-- MATERIAL PROVIDED --
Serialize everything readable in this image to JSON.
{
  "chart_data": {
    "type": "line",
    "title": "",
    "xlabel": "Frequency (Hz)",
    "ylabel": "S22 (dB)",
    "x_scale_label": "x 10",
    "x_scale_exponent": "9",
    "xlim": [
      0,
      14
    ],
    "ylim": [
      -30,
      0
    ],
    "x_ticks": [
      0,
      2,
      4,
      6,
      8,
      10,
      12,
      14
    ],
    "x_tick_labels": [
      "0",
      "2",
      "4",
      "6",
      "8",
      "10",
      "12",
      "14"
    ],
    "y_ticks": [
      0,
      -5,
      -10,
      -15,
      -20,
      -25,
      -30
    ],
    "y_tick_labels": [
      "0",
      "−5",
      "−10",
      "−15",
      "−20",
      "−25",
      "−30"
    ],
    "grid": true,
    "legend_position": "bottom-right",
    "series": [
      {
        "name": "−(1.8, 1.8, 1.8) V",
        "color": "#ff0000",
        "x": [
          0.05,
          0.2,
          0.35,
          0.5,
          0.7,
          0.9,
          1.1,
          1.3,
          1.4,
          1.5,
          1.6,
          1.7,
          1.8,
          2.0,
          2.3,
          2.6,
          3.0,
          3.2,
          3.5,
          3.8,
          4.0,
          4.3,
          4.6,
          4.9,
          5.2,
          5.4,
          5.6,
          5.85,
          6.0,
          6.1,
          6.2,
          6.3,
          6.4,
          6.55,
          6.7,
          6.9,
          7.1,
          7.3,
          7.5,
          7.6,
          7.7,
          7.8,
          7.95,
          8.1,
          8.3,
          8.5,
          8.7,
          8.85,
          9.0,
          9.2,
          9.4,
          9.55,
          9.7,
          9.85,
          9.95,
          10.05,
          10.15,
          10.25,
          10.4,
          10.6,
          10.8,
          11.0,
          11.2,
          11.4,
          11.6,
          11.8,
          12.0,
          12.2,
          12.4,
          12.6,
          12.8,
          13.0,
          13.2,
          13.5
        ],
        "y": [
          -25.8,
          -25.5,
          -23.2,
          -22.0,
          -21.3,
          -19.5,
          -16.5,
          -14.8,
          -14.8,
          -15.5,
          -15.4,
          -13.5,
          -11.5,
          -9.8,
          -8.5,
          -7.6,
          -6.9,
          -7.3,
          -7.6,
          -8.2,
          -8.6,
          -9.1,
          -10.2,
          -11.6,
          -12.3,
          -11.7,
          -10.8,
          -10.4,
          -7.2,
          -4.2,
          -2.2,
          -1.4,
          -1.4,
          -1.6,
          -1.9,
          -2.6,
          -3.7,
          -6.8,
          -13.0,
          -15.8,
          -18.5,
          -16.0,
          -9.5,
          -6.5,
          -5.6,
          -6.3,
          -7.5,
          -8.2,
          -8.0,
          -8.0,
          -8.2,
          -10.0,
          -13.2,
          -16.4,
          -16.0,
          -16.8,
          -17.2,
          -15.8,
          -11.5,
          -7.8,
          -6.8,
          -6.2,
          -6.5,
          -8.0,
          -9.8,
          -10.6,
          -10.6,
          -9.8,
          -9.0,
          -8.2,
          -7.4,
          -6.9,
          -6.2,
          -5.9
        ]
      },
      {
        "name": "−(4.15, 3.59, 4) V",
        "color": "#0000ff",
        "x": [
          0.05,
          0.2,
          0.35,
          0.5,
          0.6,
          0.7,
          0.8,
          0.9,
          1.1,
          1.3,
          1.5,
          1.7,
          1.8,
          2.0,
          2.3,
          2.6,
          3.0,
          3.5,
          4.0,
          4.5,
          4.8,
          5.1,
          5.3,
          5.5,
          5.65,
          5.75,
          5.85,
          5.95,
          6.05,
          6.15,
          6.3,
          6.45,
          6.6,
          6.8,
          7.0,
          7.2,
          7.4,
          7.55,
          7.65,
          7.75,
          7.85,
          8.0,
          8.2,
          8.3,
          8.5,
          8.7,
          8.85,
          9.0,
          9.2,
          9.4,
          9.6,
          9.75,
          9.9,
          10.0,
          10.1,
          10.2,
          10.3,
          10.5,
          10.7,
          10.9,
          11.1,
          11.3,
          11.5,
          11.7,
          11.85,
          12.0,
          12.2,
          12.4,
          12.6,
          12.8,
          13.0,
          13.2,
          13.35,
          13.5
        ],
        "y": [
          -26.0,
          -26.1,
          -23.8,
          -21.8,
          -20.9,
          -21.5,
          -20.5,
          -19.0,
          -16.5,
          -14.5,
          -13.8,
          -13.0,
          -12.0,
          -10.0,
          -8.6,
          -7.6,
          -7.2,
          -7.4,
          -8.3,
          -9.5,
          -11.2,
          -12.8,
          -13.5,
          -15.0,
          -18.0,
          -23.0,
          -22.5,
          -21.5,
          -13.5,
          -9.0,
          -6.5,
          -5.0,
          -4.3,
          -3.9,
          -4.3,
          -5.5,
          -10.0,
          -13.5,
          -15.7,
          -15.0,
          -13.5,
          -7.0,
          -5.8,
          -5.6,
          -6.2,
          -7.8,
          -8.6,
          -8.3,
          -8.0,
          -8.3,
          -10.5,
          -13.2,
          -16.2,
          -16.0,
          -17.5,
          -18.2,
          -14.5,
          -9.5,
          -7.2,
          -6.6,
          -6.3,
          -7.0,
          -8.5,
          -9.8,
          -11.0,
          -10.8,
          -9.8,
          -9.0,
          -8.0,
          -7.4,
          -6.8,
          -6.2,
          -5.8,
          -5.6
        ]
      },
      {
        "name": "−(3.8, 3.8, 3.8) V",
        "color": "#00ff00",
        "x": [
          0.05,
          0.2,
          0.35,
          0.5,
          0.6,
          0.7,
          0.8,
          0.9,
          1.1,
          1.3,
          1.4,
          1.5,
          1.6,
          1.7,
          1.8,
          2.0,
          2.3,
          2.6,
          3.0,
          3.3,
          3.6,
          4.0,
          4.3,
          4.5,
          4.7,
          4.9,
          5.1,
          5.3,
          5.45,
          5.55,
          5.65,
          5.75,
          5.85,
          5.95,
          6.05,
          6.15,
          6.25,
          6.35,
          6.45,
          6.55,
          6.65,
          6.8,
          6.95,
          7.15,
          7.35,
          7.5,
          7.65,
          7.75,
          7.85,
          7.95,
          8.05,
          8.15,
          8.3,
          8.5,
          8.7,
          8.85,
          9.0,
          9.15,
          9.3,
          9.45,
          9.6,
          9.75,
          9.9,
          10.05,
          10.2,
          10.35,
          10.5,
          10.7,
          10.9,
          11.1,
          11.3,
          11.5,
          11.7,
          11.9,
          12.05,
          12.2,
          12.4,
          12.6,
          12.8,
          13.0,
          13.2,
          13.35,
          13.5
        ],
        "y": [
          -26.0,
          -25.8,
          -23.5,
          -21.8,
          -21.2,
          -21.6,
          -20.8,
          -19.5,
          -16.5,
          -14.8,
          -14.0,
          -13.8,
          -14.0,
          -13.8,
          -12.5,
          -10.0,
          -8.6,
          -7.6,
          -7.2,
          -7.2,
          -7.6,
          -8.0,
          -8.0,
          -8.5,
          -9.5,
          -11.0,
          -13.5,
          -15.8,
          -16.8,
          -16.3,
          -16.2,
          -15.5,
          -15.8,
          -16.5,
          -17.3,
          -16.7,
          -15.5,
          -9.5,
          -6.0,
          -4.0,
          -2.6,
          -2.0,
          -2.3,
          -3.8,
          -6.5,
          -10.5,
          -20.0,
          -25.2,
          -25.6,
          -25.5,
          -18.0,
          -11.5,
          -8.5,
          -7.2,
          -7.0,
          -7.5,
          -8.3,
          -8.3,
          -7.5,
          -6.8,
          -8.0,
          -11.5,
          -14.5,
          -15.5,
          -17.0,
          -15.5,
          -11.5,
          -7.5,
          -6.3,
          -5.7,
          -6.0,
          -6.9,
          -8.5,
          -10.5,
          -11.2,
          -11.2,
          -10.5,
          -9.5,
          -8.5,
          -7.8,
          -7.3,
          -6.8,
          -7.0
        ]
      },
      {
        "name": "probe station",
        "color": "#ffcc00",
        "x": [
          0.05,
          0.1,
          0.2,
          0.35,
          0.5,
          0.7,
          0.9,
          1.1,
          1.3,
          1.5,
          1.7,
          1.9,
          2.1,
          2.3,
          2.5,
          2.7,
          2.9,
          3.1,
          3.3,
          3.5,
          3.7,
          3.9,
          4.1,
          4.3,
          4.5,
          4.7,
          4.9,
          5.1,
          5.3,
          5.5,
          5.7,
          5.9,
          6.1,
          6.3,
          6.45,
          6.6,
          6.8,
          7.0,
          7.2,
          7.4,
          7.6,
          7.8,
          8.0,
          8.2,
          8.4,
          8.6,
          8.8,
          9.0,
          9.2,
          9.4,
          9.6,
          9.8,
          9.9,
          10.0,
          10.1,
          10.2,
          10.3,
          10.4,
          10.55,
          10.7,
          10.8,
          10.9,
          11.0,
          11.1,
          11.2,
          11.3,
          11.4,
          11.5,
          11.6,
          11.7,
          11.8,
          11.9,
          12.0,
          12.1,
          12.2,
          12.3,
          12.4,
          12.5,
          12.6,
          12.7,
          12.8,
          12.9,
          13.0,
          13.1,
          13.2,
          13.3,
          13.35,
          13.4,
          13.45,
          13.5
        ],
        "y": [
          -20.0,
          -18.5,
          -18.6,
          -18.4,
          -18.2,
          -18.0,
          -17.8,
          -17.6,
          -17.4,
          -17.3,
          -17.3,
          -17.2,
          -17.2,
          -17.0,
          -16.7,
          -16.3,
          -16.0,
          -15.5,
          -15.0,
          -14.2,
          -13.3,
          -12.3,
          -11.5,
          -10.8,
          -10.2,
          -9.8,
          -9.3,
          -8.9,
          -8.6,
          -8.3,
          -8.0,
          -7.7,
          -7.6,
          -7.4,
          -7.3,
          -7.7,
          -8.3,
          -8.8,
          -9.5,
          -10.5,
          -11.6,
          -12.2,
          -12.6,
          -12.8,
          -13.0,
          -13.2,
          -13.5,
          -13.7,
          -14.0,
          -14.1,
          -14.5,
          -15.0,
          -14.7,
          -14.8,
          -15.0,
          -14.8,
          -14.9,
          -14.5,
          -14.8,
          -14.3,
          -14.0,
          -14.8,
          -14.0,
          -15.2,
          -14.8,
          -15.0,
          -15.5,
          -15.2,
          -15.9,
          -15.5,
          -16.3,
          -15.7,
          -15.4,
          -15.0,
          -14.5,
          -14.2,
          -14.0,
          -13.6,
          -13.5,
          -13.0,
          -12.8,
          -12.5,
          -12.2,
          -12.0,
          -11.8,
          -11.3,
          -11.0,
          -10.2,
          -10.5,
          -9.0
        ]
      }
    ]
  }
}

-- WORK TO DO --
Collect the complete line wherever the string "name" appears in the records.

-- COMPLETE OUTPUT --
        "name": "−(1.8, 1.8, 1.8) V",
        "name": "−(4.15, 3.59, 4) V",
        "name": "−(3.8, 3.8, 3.8) V",
        "name": "probe station",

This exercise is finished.